Extracts from a graphics dataset
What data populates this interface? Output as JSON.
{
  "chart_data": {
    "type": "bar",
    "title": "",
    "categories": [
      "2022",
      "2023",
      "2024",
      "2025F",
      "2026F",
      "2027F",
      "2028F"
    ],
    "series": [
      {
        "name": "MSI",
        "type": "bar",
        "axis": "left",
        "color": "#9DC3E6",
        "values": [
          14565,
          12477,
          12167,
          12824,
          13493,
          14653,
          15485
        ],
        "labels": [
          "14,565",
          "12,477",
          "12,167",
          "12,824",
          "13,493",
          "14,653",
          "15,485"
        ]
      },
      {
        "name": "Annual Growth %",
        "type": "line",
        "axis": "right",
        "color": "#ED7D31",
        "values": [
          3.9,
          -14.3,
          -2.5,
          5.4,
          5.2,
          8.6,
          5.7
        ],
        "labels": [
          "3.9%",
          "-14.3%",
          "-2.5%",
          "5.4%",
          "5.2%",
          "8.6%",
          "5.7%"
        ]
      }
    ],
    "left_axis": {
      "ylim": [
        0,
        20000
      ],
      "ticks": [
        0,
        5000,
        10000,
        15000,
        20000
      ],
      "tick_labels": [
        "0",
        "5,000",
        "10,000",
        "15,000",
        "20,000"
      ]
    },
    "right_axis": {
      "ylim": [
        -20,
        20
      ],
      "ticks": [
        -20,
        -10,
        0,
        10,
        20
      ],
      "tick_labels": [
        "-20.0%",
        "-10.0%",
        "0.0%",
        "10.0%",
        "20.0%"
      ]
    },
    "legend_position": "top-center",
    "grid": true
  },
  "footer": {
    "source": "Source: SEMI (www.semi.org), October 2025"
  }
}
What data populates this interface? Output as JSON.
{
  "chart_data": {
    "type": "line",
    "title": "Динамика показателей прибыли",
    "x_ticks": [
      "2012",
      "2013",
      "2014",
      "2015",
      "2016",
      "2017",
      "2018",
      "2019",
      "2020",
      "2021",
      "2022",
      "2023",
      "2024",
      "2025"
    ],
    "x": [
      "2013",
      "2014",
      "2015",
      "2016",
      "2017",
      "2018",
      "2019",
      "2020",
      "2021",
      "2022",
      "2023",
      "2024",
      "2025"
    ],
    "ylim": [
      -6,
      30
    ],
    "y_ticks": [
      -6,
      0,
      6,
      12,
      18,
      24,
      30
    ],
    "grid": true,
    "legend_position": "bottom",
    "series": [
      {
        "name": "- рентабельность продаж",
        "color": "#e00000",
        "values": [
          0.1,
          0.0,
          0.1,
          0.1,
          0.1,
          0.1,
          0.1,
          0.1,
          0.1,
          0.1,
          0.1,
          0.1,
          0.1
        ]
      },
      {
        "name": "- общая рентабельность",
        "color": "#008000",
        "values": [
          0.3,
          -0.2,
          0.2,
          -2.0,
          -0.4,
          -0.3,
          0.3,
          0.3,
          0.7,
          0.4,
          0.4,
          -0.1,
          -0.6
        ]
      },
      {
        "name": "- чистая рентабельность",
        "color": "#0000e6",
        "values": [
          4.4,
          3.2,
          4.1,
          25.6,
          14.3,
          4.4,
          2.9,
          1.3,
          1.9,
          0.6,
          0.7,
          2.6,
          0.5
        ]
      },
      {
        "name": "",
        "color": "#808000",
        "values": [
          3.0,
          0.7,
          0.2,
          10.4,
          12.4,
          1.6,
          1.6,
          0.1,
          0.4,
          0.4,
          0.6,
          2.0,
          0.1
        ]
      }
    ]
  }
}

Written instruction: Each record above must be given again exactly.

Response:
What data populates this interface? Output as JSON.
{
  "chart_data": {
    "type": "bar",
    "title": "",
    "categories": [
      "2022",
      "2023",
      "2024",
      "2025F",
      "2026F",
      "2027F",
      "2028F"
    ],
    "series": [
      {
        "name": "MSI",
        "type": "bar",
        "axis": "left",
        "color": "#9DC3E6",
        "values": [
          14565,
          12477,
          12167,
          12824,
          13493,
          14653,
          15485
        ],
        "labels": [
          "14,565",
          "12,477",
          "12,167",
          "12,824",
          "13,493",
          "14,653",
          "15,485"
        ]
      },
      {
        "name": "Annual Growth %",
        "type": "line",
        "axis": "right",
        "color": "#ED7D31",
        "values": [
          3.9,
          -14.3,
          -2.5,
          5.4,
          5.2,
          8.6,
          5.7
        ],
        "labels": [
          "3.9%",
          "-14.3%",
          "-2.5%",
          "5.4%",
          "5.2%",
          "8.6%",
          "5.7%"
        ]
      }
    ],
    "left_axis": {
      "ylim": [
        0,
        20000
      ],
      "ticks": [
        0,
        5000,
        10000,
        15000,
        20000
      ],
      "tick_labels": [
        "0",
        "5,000",
        "10,000",
        "15,000",
        "20,000"
      ]
    },
    "right_axis": {
      "ylim": [
        -20,
        20
      ],
      "ticks": [
        -20,
        -10,
        0,
        10,
        20
      ],
      "tick_labels": [
        "-20.0%",
        "-10.0%",
        "0.0%",
        "10.0%",
        "20.0%"
      ]
    },
    "legend_position": "top-center",
    "grid": true
  },
  "footer": {
    "source": "Source: SEMI (www.semi.org), October 2025"
  }
}
What data populates this interface? Output as JSON.
{
  "chart_data": {
    "type": "line",
    "title": "Динамика показателей прибыли",
    "x_ticks": [
      "2012",
      "2013",
      "2014",
      "2015",
      "2016",
      "2017",
      "2018",
      "2019",
      "2020",
      "2021",
      "2022",
      "2023",
      "2024",
      "2025"
    ],
    "x": [
      "2013",
      "2014",
      "2015",
      "2016",
      "2017",
      "2018",
      "2019",
      "2020",
      "2021",
      "2022",
      "2023",
      "2024",
      "2025"
    ],
    "ylim": [
      -6,
      30
    ],
    "y_ticks": [
      -6,
      0,
      6,
      12,
      18,
      24,
      30
    ],
    "grid": true,
    "legend_position": "bottom",
    "series": [
      {
        "name": "- рентабельность продаж",
        "color": "#e00000",
        "values": [
          0.1,
          0.0,
          0.1,
          0.1,
          0.1,
          0.1,
          0.1,
          0.1,
          0.1,
          0.1,
          0.1,
          0.1,
          0.1
        ]
      },
      {
        "name": "- общая рентабельность",
        "color": "#008000",
        "values": [
          0.3,
          -0.2,
          0.2,
          -2.0,
          -0.4,
          -0.3,
          0.3,
          0.3,
          0.7,
          0.4,
          0.4,
          -0.1,
          -0.6
        ]
      },
      {
        "name": "- чистая рентабельность",
        "color": "#0000e6",
        "values": [
          4.4,
          3.2,
          4.1,
          25.6,
          14.3,
          4.4,
          2.9,
          1.3,
          1.9,
          0.6,
          0.7,
          2.6,
          0.5
        ]
      },
      {
        "name": "",
        "color": "#808000",
        "values": [
          3.0,
          0.7,
          0.2,
          10.4,
          12.4,
          1.6,
          1.6,
          0.1,
          0.4,
          0.4,
          0.6,
          2.0,
          0.1
        ]
      }
    ]
  }
}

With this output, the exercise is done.